- _Supplied data_:
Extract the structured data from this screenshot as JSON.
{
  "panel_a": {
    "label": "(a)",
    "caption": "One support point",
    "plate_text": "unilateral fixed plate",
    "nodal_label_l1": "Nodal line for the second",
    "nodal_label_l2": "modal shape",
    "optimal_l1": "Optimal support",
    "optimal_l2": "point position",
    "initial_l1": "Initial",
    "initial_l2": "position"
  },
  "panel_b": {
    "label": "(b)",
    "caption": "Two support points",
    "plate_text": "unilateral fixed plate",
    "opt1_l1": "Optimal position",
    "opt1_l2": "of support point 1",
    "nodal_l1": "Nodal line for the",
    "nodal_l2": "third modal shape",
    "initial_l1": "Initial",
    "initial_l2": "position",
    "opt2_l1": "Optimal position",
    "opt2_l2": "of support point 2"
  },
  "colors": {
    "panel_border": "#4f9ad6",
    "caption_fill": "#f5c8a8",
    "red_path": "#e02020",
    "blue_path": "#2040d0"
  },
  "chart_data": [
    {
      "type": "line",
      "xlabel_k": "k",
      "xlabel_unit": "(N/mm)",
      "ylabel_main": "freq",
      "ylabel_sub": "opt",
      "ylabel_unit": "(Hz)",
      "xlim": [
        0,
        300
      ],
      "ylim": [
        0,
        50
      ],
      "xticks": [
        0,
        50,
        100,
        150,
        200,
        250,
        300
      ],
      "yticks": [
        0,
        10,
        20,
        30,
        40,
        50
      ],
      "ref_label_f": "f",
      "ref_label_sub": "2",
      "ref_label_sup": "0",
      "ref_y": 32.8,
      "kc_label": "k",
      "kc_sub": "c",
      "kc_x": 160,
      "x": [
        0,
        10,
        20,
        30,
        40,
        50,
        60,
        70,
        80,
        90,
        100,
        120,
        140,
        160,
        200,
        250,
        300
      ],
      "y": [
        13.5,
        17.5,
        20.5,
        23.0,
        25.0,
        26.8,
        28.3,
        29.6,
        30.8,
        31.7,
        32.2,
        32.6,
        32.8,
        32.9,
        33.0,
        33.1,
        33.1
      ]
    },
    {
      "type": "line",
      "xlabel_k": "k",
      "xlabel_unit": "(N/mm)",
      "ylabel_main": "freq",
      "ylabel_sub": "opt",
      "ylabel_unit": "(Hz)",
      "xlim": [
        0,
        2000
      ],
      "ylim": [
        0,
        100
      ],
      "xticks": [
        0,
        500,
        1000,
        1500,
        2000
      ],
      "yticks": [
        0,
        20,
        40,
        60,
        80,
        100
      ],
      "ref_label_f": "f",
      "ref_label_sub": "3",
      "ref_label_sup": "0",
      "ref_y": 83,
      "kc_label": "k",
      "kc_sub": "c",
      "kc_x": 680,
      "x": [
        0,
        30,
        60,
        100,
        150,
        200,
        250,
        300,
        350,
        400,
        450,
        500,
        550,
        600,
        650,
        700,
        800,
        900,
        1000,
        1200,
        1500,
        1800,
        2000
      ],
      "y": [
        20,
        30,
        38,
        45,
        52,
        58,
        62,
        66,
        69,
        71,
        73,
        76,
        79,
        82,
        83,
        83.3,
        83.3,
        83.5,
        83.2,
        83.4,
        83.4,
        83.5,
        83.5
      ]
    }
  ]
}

- _Problem requirements_:
Repeat the data above, word for word.

- _Response to the task_:
Extract the structured data from this screenshot as JSON.
{
  "panel_a": {
    "label": "(a)",
    "caption": "One support point",
    "plate_text": "unilateral fixed plate",
    "nodal_label_l1": "Nodal line for the second",
    "nodal_label_l2": "modal shape",
    "optimal_l1": "Optimal support",
    "optimal_l2": "point position",
    "initial_l1": "Initial",
    "initial_l2": "position"
  },
  "panel_b": {
    "label": "(b)",
    "caption": "Two support points",
    "plate_text": "unilateral fixed plate",
    "opt1_l1": "Optimal position",
    "opt1_l2": "of support point 1",
    "nodal_l1": "Nodal line for the",
    "nodal_l2": "third modal shape",
    "initial_l1": "Initial",
    "initial_l2": "position",
    "opt2_l1": "Optimal position",
    "opt2_l2": "of support point 2"
  },
  "colors": {
    "panel_border": "#4f9ad6",
    "caption_fill": "#f5c8a8",
    "red_path": "#e02020",
    "blue_path": "#2040d0"
  },
  "chart_data": [
    {
      "type": "line",
      "xlabel_k": "k",
      "xlabel_unit": "(N/mm)",
      "ylabel_main": "freq",
      "ylabel_sub": "opt",
      "ylabel_unit": "(Hz)",
      "xlim": [
        0,
        300
      ],
      "ylim": [
        0,
        50
      ],
      "xticks": [
        0,
        50,
        100,
        150,
        200,
        250,
        300
      ],
      "yticks": [
        0,
        10,
        20,
        30,
        40,
        50
      ],
      "ref_label_f": "f",
      "ref_label_sub": "2",
      "ref_label_sup": "0",
      "ref_y": 32.8,
      "kc_label": "k",
      "kc_sub": "c",
      "kc_x": 160,
      "x": [
        0,
        10,
        20,
        30,
        40,
        50,
        60,
        70,
        80,
        90,
        100,
        120,
        140,
        160,
        200,
        250,
        300
      ],
      "y": [
        13.5,
        17.5,
        20.5,
        23.0,
        25.0,
        26.8,
        28.3,
        29.6,
        30.8,
        31.7,
        32.2,
        32.6,
        32.8,
        32.9,
        33.0,
        33.1,
        33.1
      ]
    },
    {
      "type": "line",
      "xlabel_k": "k",
      "xlabel_unit": "(N/mm)",
      "ylabel_main": "freq",
      "ylabel_sub": "opt",
      "ylabel_unit": "(Hz)",
      "xlim": [
        0,
        2000
      ],
      "ylim": [
        0,
        100
      ],
      "xticks": [
        0,
        500,
        1000,
        1500,
        2000
      ],
      "yticks": [
        0,
        20,
        40,
        60,
        80,
        100
      ],
      "ref_label_f": "f",
      "ref_label_sub": "3",
      "ref_label_sup": "0",
      "ref_y": 83,
      "kc_label": "k",
      "kc_sub": "c",
      "kc_x": 680,
      "x": [
        0,
        30,
        60,
        100,
        150,
        200,
        250,
        300,
        350,
        400,
        450,
        500,
        550,
        600,
        650,
        700,
        800,
        900,
        1000,
        1200,
        1500,
        1800,
        2000
      ],
      "y": [
        20,
        30,
        38,
        45,
        52,
        58,
        62,
        66,
        69,
        71,
        73,
        76,
        79,
        82,
        83,
        83.3,
        83.3,
        83.5,
        83.2,
        83.4,
        83.4,
        83.5,
        83.5
      ]
    }
  ]
}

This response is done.